§ SET TASK
Below is a set of records; restate each one word for word.

§ RECORD SET
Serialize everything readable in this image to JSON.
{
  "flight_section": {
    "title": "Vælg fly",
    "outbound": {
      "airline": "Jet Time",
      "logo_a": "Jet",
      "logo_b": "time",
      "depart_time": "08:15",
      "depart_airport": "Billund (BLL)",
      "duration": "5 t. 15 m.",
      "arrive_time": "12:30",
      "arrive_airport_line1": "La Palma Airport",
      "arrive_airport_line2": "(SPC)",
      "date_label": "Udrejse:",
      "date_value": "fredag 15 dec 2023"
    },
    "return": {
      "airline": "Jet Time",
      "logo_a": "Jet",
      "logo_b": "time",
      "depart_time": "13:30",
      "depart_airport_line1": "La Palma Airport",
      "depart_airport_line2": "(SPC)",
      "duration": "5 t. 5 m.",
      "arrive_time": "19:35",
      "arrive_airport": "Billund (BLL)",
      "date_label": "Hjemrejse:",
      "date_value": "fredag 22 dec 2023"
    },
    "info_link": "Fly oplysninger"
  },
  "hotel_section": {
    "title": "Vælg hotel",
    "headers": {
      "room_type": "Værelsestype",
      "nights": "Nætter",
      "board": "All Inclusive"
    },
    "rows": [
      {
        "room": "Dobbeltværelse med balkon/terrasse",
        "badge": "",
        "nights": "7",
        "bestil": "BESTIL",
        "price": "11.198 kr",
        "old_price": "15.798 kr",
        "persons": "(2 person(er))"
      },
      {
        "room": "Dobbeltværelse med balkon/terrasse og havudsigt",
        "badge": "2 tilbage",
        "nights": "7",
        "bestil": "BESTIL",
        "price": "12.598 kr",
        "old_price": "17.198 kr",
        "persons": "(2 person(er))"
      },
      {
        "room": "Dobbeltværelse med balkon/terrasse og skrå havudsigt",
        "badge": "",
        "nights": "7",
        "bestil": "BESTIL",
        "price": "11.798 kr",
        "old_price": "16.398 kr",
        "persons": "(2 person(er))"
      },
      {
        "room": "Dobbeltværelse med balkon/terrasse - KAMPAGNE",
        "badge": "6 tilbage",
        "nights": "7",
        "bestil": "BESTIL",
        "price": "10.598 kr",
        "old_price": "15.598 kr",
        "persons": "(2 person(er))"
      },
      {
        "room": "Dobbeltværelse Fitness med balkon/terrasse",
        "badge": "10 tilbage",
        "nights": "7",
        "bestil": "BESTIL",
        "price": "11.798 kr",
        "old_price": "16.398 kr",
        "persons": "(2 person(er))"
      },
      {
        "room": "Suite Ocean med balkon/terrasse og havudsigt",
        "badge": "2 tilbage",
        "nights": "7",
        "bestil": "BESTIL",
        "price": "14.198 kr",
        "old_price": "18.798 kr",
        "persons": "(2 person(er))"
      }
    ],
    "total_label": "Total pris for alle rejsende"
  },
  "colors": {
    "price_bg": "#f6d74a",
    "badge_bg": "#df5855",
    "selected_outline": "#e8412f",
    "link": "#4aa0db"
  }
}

§ FULL SOLUTION
Serialize everything readable in this image to JSON.
{
  "flight_section": {
    "title": "Vælg fly",
    "outbound": {
      "airline": "Jet Time",
      "logo_a": "Jet",
      "logo_b": "time",
      "depart_time": "08:15",
      "depart_airport": "Billund (BLL)",
      "duration": "5 t. 15 m.",
      "arrive_time": "12:30",
      "arrive_airport_line1": "La Palma Airport",
      "arrive_airport_line2": "(SPC)",
      "date_label": "Udrejse:",
      "date_value": "fredag 15 dec 2023"
    },
    "return": {
      "airline": "Jet Time",
      "logo_a": "Jet",
      "logo_b": "time",
      "depart_time": "13:30",
      "depart_airport_line1": "La Palma Airport",
      "depart_airport_line2": "(SPC)",
      "duration": "5 t. 5 m.",
      "arrive_time": "19:35",
      "arrive_airport": "Billund (BLL)",
      "date_label": "Hjemrejse:",
      "date_value": "fredag 22 dec 2023"
    },
    "info_link": "Fly oplysninger"
  },
  "hotel_section": {
    "title": "Vælg hotel",
    "headers": {
      "room_type": "Værelsestype",
      "nights": "Nætter",
      "board": "All Inclusive"
    },
    "rows": [
      {
        "room": "Dobbeltværelse med balkon/terrasse",
        "badge": "",
        "nights": "7",
        "bestil": "BESTIL",
        "price": "11.198 kr",
        "old_price": "15.798 kr",
        "persons": "(2 person(er))"
      },
      {
        "room": "Dobbeltværelse med balkon/terrasse og havudsigt",
        "badge": "2 tilbage",
        "nights": "7",
        "bestil": "BESTIL",
        "price": "12.598 kr",
        "old_price": "17.198 kr",
        "persons": "(2 person(er))"
      },
      {
        "room": "Dobbeltværelse med balkon/terrasse og skrå havudsigt",
        "badge": "",
        "nights": "7",
        "bestil": "BESTIL",
        "price": "11.798 kr",
        "old_price": "16.398 kr",
        "persons": "(2 person(er))"
      },
      {
        "room": "Dobbeltværelse med balkon/terrasse - KAMPAGNE",
        "badge": "6 tilbage",
        "nights": "7",
        "bestil": "BESTIL",
        "price": "10.598 kr",
        "old_price": "15.598 kr",
        "persons": "(2 person(er))"
      },
      {
        "room": "Dobbeltværelse Fitness med balkon/terrasse",
        "badge": "10 tilbage",
        "nights": "7",
        "bestil": "BESTIL",
        "price": "11.798 kr",
        "old_price": "16.398 kr",
        "persons": "(2 person(er))"
      },
      {
        "room": "Suite Ocean med balkon/terrasse og havudsigt",
        "badge": "2 tilbage",
        "nights": "7",
        "bestil": "BESTIL",
        "price": "14.198 kr",
        "old_price": "18.798 kr",
        "persons": "(2 person(er))"
      }
    ],
    "total_label": "Total pris for alle rejsende"
  },
  "colors": {
    "price_bg": "#f6d74a",
    "badge_bg": "#df5855",
    "selected_outline": "#e8412f",
    "link": "#4aa0db"
  }
}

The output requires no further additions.